EXERCISE REQUIREMENTS: Can you reproduce the listing below line for line, with nothing changed?

╔══

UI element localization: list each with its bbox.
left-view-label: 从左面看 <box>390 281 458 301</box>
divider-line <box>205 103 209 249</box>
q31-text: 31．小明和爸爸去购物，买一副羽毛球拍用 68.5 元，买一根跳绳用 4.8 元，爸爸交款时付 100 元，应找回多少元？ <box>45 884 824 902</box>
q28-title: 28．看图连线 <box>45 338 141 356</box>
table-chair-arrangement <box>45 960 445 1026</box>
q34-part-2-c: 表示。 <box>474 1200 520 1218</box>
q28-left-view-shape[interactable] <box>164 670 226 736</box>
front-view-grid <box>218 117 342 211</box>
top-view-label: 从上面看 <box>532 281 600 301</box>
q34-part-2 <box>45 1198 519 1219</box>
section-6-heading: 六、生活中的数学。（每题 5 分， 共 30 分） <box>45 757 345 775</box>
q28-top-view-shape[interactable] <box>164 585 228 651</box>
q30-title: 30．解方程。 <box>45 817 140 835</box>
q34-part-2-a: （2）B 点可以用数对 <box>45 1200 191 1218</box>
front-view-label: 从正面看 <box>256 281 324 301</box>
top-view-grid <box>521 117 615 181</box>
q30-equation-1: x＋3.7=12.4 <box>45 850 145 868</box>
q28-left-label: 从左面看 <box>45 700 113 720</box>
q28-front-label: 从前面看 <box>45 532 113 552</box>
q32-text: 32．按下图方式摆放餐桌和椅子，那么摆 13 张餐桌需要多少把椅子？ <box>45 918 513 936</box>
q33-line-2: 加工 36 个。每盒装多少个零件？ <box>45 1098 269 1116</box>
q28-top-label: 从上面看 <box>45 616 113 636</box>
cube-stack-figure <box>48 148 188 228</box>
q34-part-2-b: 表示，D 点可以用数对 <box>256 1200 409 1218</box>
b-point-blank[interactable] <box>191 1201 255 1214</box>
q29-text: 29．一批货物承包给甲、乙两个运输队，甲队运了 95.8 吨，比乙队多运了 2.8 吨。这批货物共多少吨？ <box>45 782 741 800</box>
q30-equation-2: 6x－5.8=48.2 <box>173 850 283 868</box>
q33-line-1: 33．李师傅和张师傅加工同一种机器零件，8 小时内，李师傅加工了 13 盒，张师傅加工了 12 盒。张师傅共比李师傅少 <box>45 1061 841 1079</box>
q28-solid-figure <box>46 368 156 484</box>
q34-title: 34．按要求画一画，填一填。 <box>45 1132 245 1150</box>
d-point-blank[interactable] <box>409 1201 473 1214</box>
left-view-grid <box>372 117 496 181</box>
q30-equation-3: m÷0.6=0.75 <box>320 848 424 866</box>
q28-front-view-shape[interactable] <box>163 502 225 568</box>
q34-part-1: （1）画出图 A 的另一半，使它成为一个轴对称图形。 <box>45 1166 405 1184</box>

╚══

EXERCISE ANSWER:
UI element localization: list each with its bbox.
left-view-label: 从左面看 <box>390 281 458 301</box>
divider-line <box>205 103 209 249</box>
q31-text: 31．小明和爸爸去购物，买一副羽毛球拍用 68.5 元，买一根跳绳用 4.8 元，爸爸交款时付 100 元，应找回多少元？ <box>45 884 824 902</box>
q28-title: 28．看图连线 <box>45 338 141 356</box>
table-chair-arrangement <box>45 960 445 1026</box>
q34-part-2-c: 表示。 <box>474 1200 520 1218</box>
q28-left-view-shape[interactable] <box>164 670 226 736</box>
front-view-grid <box>218 117 342 211</box>
top-view-label: 从上面看 <box>532 281 600 301</box>
q34-part-2 <box>45 1198 519 1219</box>
section-6-heading: 六、生活中的数学。（每题 5 分， 共 30 分） <box>45 757 345 775</box>
q28-top-view-shape[interactable] <box>164 585 228 651</box>
q30-title: 30．解方程。 <box>45 817 140 835</box>
q34-part-2-a: （2）B 点可以用数对 <box>45 1200 191 1218</box>
front-view-label: 从正面看 <box>256 281 324 301</box>
top-view-grid <box>521 117 615 181</box>
q30-equation-1: x＋3.7=12.4 <box>45 850 145 868</box>
q28-left-label: 从左面看 <box>45 700 113 720</box>
q28-front-label: 从前面看 <box>45 532 113 552</box>
q32-text: 32．按下图方式摆放餐桌和椅子，那么摆 13 张餐桌需要多少把椅子？ <box>45 918 513 936</box>
q33-line-2: 加工 36 个。每盒装多少个零件？ <box>45 1098 269 1116</box>
q28-top-label: 从上面看 <box>45 616 113 636</box>
cube-stack-figure <box>48 148 188 228</box>
q34-part-2-b: 表示，D 点可以用数对 <box>256 1200 409 1218</box>
b-point-blank[interactable] <box>191 1201 255 1214</box>
q29-text: 29．一批货物承包给甲、乙两个运输队，甲队运了 95.8 吨，比乙队多运了 2.8 吨。这批货物共多少吨？ <box>45 782 741 800</box>
q30-equation-2: 6x－5.8=48.2 <box>173 850 283 868</box>
q33-line-1: 33．李师傅和张师傅加工同一种机器零件，8 小时内，李师傅加工了 13 盒，张师傅加工了 12 盒。张师傅共比李师傅少 <box>45 1061 841 1079</box>
q28-solid-figure <box>46 368 156 484</box>
q34-title: 34．按要求画一画，填一填。 <box>45 1132 245 1150</box>
d-point-blank[interactable] <box>409 1201 473 1214</box>
left-view-grid <box>372 117 496 181</box>
q30-equation-3: m÷0.6=0.75 <box>320 848 424 866</box>
q28-front-view-shape[interactable] <box>163 502 225 568</box>
q34-part-1: （1）画出图 A 的另一半，使它成为一个轴对称图形。 <box>45 1166 405 1184</box>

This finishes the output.